───── Input data ─────

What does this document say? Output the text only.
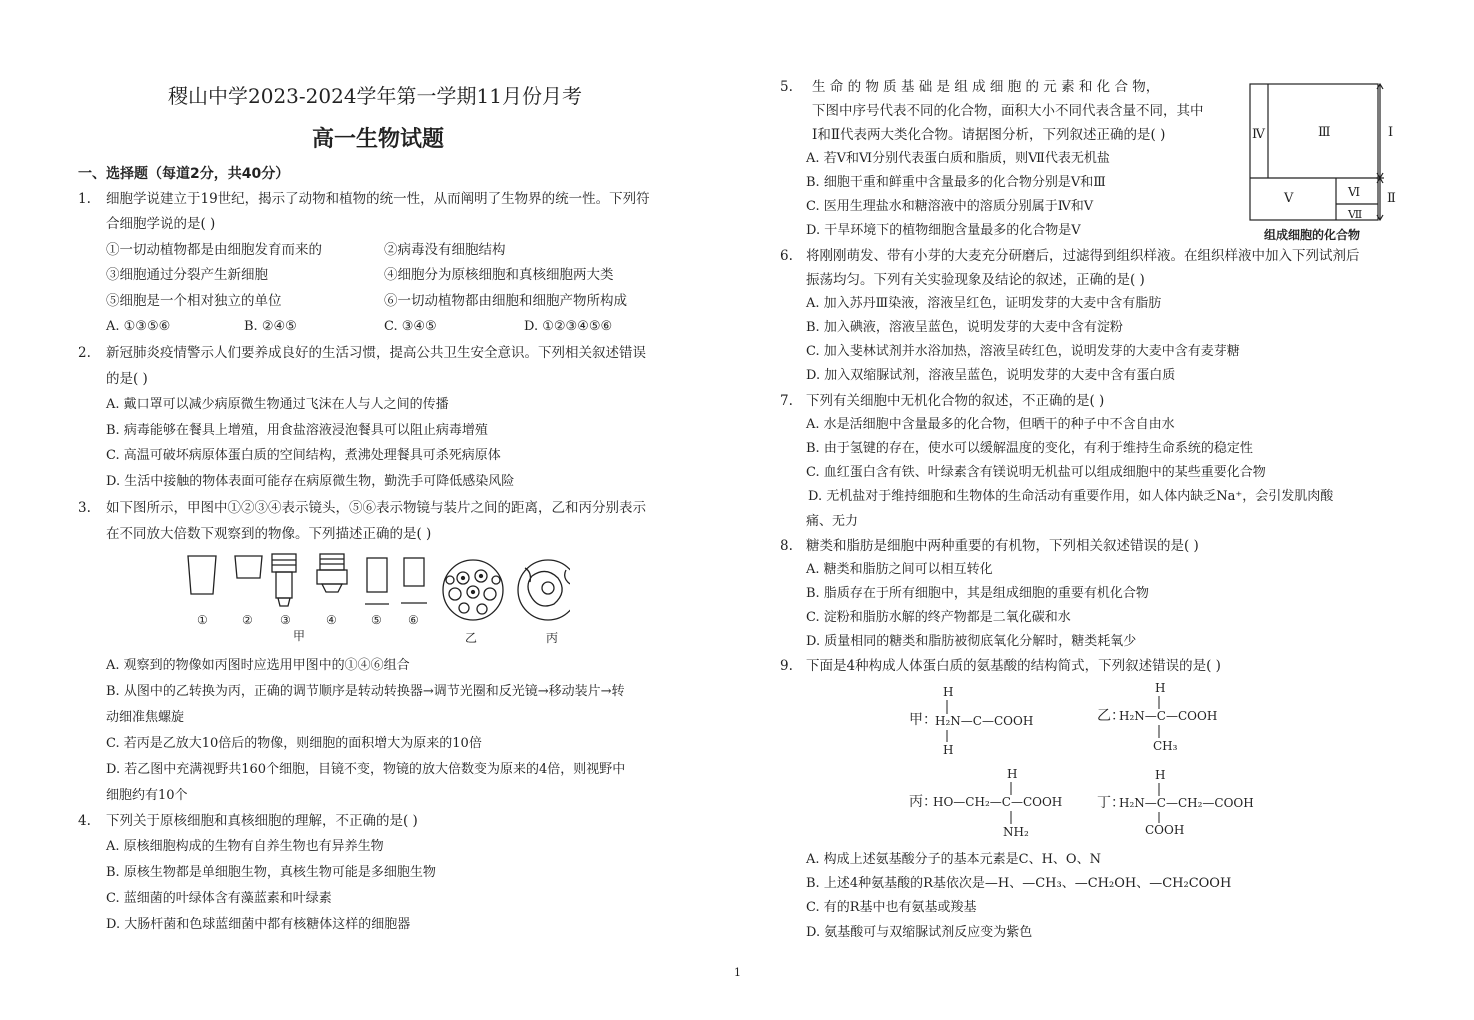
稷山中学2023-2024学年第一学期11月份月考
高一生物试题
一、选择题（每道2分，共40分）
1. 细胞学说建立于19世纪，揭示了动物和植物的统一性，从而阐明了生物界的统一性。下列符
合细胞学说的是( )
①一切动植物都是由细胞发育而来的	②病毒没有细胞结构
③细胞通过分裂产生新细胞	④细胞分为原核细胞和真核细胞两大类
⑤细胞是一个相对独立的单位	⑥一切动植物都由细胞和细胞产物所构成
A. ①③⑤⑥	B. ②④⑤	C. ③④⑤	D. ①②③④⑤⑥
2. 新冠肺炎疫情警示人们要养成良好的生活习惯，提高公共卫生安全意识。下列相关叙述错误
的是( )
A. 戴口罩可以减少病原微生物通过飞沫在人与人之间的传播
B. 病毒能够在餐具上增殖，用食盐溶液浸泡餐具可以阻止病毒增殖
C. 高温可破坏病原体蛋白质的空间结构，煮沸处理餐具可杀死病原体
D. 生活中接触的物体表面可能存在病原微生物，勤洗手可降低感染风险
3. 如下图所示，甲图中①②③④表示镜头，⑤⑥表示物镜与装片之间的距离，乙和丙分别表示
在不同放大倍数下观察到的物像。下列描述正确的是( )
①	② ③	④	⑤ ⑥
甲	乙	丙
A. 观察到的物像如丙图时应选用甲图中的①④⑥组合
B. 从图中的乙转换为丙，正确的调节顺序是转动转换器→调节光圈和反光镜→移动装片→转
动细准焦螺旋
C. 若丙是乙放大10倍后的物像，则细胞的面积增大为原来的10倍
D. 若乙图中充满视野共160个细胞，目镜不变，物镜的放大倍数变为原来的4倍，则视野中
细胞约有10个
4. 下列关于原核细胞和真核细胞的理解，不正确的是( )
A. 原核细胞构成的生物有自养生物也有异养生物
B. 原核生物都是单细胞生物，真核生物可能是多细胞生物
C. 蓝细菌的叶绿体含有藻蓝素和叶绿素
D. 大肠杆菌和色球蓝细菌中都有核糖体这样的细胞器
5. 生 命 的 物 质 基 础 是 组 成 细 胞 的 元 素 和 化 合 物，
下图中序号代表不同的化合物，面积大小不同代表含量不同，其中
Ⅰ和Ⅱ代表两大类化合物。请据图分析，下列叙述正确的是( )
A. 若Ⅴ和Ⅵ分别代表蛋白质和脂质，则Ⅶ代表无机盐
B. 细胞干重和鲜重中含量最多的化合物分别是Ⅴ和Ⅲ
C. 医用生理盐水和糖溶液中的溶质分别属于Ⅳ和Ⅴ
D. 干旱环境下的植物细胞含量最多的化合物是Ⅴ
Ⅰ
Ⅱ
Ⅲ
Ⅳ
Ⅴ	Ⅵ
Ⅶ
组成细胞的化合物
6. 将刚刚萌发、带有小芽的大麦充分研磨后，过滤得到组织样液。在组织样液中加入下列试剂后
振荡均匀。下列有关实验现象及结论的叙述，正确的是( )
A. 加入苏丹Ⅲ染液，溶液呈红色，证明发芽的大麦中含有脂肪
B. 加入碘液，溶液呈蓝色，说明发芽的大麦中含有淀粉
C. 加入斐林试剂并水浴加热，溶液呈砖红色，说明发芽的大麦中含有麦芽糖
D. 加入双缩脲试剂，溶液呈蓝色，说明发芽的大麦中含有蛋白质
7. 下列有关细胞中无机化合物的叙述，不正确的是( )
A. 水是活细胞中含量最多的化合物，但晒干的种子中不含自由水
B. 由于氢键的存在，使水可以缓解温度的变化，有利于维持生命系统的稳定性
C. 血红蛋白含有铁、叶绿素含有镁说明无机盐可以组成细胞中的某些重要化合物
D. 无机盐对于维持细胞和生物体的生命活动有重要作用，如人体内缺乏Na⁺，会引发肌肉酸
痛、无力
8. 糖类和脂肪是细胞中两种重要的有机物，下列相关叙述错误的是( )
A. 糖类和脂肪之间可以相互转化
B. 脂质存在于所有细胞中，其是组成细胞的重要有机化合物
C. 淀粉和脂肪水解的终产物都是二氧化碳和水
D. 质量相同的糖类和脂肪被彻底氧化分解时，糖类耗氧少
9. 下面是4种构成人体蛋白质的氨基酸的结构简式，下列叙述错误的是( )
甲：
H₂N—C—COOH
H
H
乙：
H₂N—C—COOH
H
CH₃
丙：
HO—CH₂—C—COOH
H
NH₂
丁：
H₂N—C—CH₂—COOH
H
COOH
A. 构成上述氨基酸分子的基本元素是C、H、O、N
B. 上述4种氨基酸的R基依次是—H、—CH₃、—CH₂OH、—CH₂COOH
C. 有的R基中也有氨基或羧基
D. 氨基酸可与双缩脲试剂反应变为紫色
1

─────
───── Input data ─────

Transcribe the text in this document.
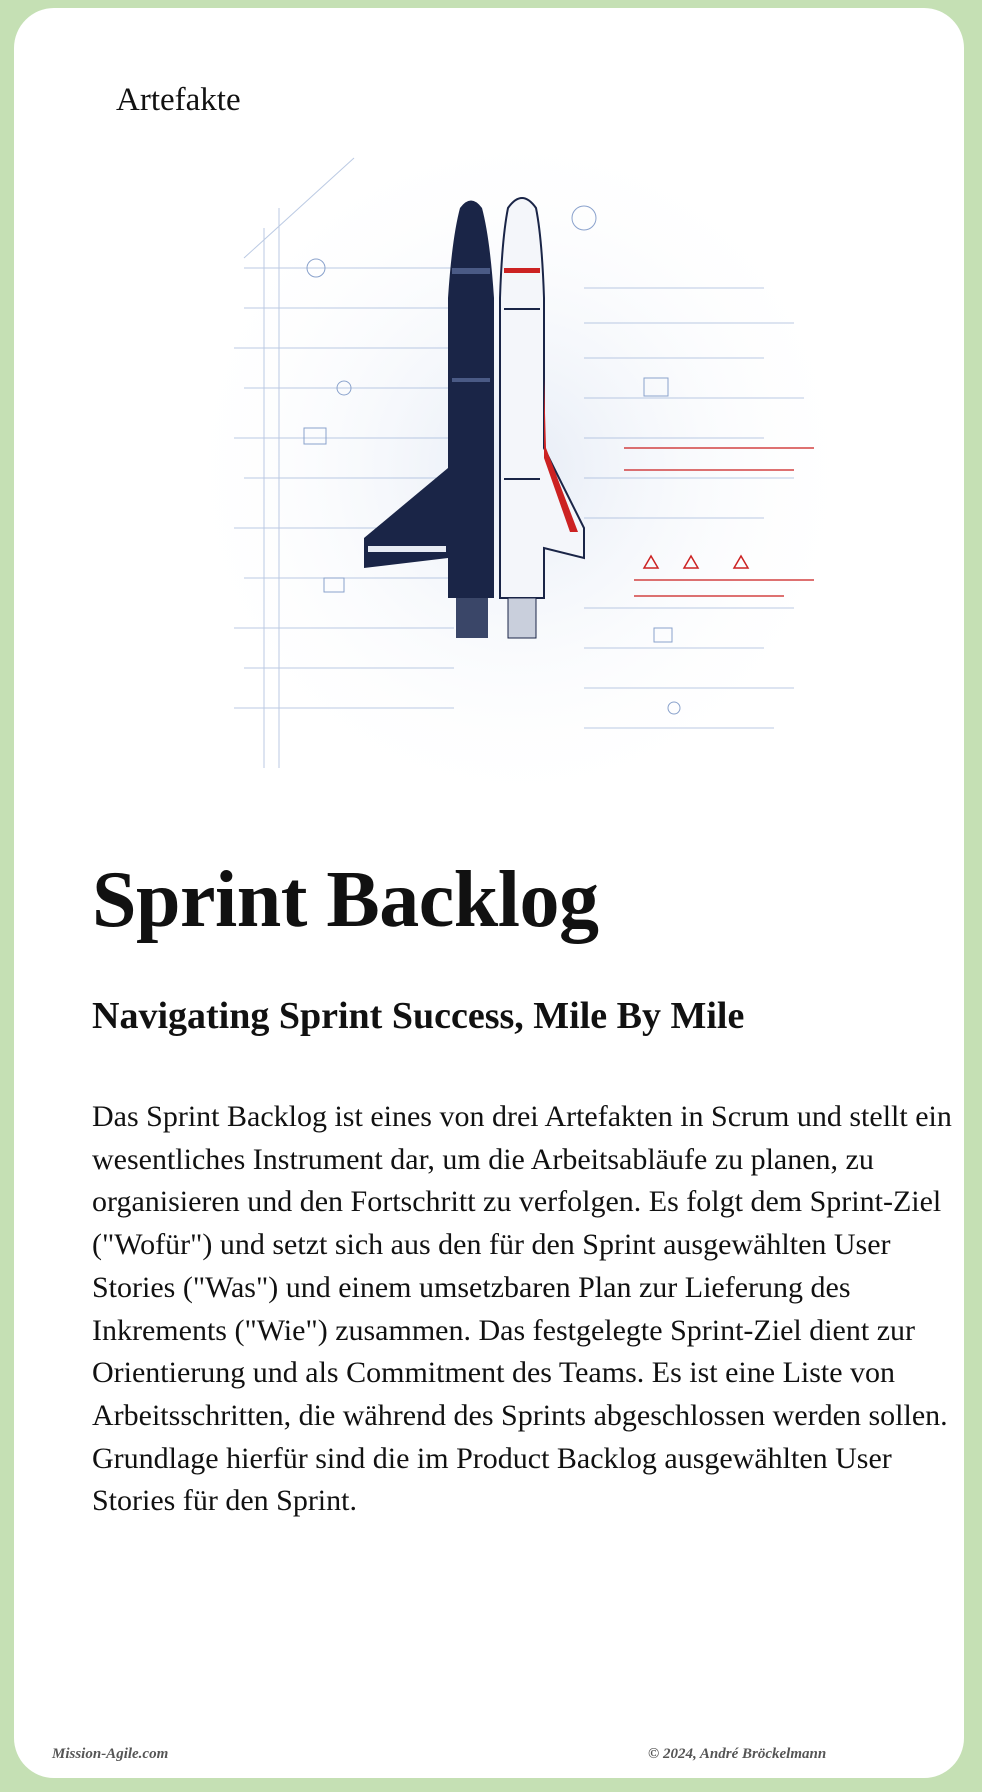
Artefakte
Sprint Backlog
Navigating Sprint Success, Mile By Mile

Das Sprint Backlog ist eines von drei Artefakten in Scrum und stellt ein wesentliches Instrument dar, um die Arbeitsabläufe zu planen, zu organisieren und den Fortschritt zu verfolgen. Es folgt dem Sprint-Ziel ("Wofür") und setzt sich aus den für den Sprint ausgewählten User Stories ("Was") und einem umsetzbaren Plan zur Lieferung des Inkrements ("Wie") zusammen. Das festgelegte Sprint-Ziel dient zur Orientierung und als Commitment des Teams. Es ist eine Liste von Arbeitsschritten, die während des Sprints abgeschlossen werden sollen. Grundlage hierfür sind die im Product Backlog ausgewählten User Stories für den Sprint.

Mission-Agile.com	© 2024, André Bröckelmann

─────

Task: Identify each line in the records above that contains the word "溶液呈蓝色", and copy it out in full.

Solution for this exercise:
B. 加入碘液，溶液呈蓝色，说明发芽的大麦中含有淀粉
D. 加入双缩脲试剂，溶液呈蓝色，说明发芽的大麦中含有蛋白质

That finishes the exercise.